→ 目標:
**A)** 蓑虫の随筆に出てくる句のうち、「陽石」という語を含むものをすべて書き出してください。
**B)** 蓑虫の随筆を、最後の一文のあとから引き継いで書き進めてください。

→ 本文:
= = =

蓑虫庵

蓑虫の果樹の葉まとひ鳴きもせず

とうとうわが家も蓑虫庵と名づけるべきかと思う。

この春から一匹の蓑虫がときどき枝を替えてはブルーベリーに拠っていた。
夏の間に収穫もとっくに終えて、注意が足りなかったか、今日水をやろうとしたらおびただしい数に増えている。
むろん全員ブルーベリーの衣をまとっているわけだから、葉っぱがすっかり抜けかかっている。青いのを使ったのか、それとも水不足で枯れてしまったのをまとったのか、どちらとも分からないが、いずれにしてもファミリーとしか思えない集団である。
というのは、春から棲みついていたのは大きな衣だったのに、今日目撃した連中はひとまわり小さい。今年生まれたばかりではないかと思うのである。今後かれらが棲みつくのか、四散するのか、しばらくは観察の目が離せない。

また、こうなるとこの秋はまずご本家蓑虫庵に行かずばなるまい。俳句がちっとも上達しないのは、伊賀はほんに近いというに、いまだ俳聖とよばれる翁の足跡をたどったことがないのが祟っているからなのである。

メードバイ萩

蓑虫の約束通り萩衣
蓑虫の萩の衣に揺られゐる

赤はほとんど終わりに近いが、白はこれからだ。

純白の瑞々しい白萩のなかに際だつ枯葉があったので、近くに寄ってみると、なんと蓑虫であった。

崖っぷち

かがむれば木つ葉動きて蓑虫に
蓑虫の縫いしばかりの木つ葉かな
蓑虫の木つ葉からげて雑な蓑
蓑虫の木つ葉の蓑を引きずれる
蓑虫の引きずる旅の一張羅
蓑虫のなにも持たざる旅ごころ
蓑虫の織つたる蓑の木っ葉かな
桜葉の蓑を蓑虫まとひたる
陽石に蓑虫着くも飛鳥かな
陽石に蓑虫蓑をつけしまま
蓑虫に亀の歩みのありにけり
陽石にすがる蓑虫つまみけり
陽石の先に蓑虫戸惑へる

祝戸のマラ石に寄った。

= = =

→ 資料:

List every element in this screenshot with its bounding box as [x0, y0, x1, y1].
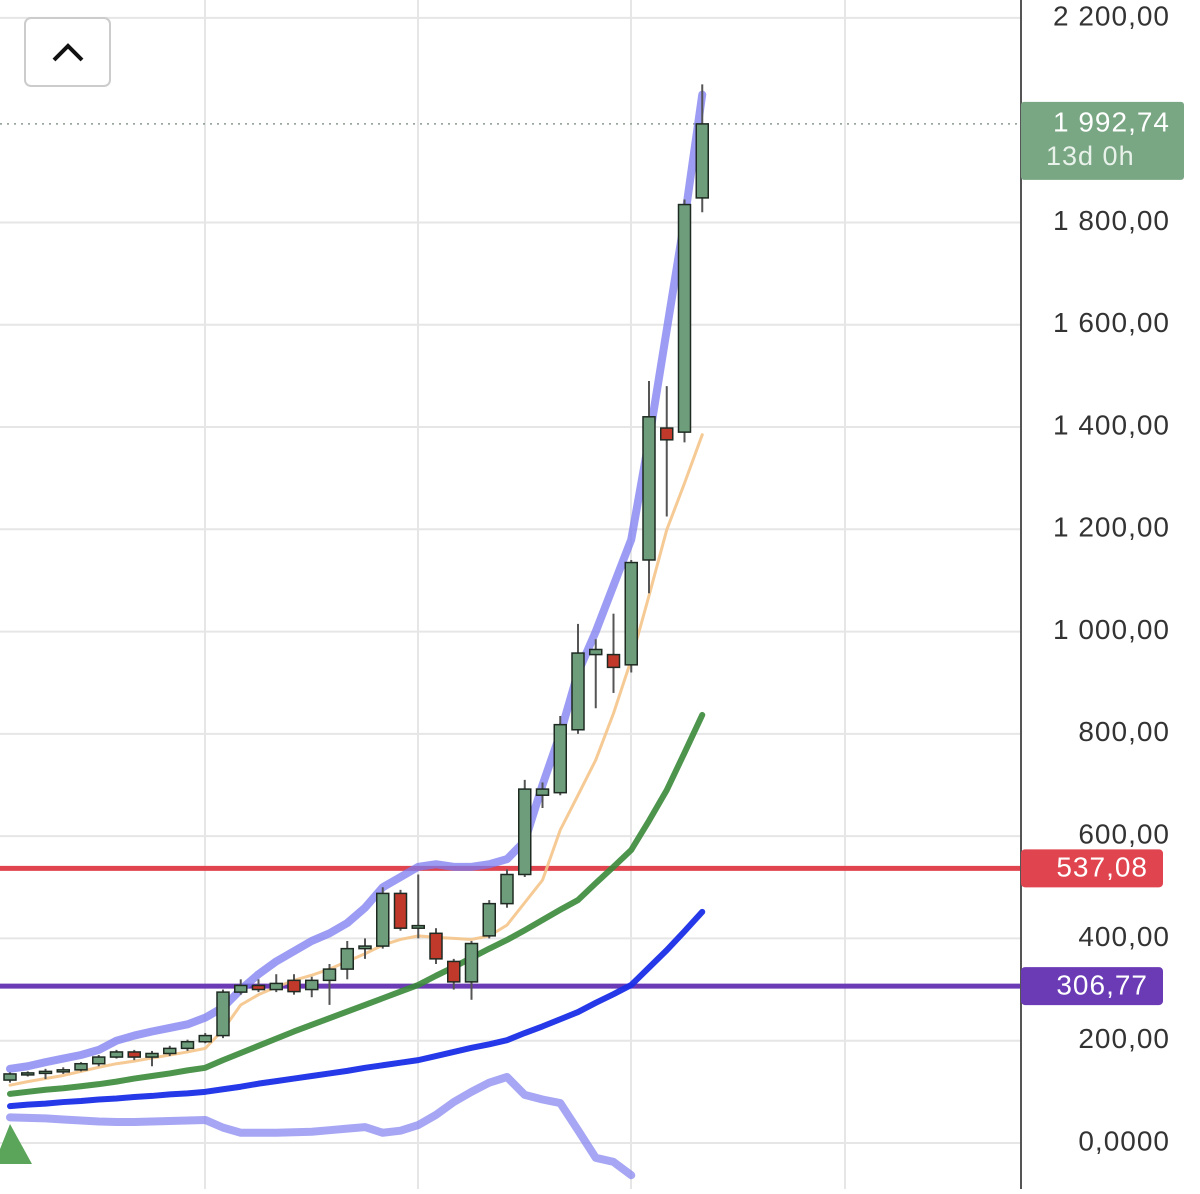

= = =

→ 回答一覧:
**A)**
陽石に蓑虫着くも飛鳥かな
陽石に蓑虫蓑をつけしまま
陽石にすがる蓑虫つまみけり
陽石の先に蓑虫戸惑へる

**B)**
名前の通り男根をかたどった石で、これも飛鳥の奇石遺跡のひとつ。
古老に聞けば、飛鳥川をはさんだ対岸の山が「ふんぐり」しているから「ふぐり山」だと手振り交えて教えてくれた。聞けばなるほど、寝そべってだらんと延びたふぐりのように見えなくもない。
「あの山には昔から陰石もあるちゅうんで、子供の頃ずいぶん探し回ったが結局見つからなんだ」
「庭石か何かにでも誰か持ち去ったに違いないということやった」
陽石はその昔直立していたらしいが、今では45度くらいに傾いている。
なるほどそのままだと感心していたら、先ほどまで葉っぱが落ちているとばかり思っていたのがかすかに動いているではないか。
顔を近づけてみると蓑虫だった。葉っぱを巻き付けた蓑というのはなかなか洒落ているが、そこから頭だけ出して、のろのろと先端に向かって登っているようである。どうやら糸に頼らず地上を散歩中のようである。

ちょっと抓んでみたら、すっと首をすくめてしまってなかなか顔を出してこない。団子虫より相当用心深そうだ。
石の先端部分に置いてみたら、しばらくしてようやく顔を出したが、断崖の縁に戸惑ったように今度は全く動きを止めてしまった。
何だか悪いことをしたような気がしたが、訪れる人も少なく無事に帰すべきところに帰すだろうと、そのまま立ち去ることにした。

風来坊

蓑虫の顎でまかなふ衣食住
鬼の子のハンギングして何せんと
蓑虫の倦みて糸吐く引きこもり

冬になって葉が枯れてくるとよく見える。

蓑虫の蓑は枝にしっかり繊維を巻き付けてあるようで、簡単には外れない。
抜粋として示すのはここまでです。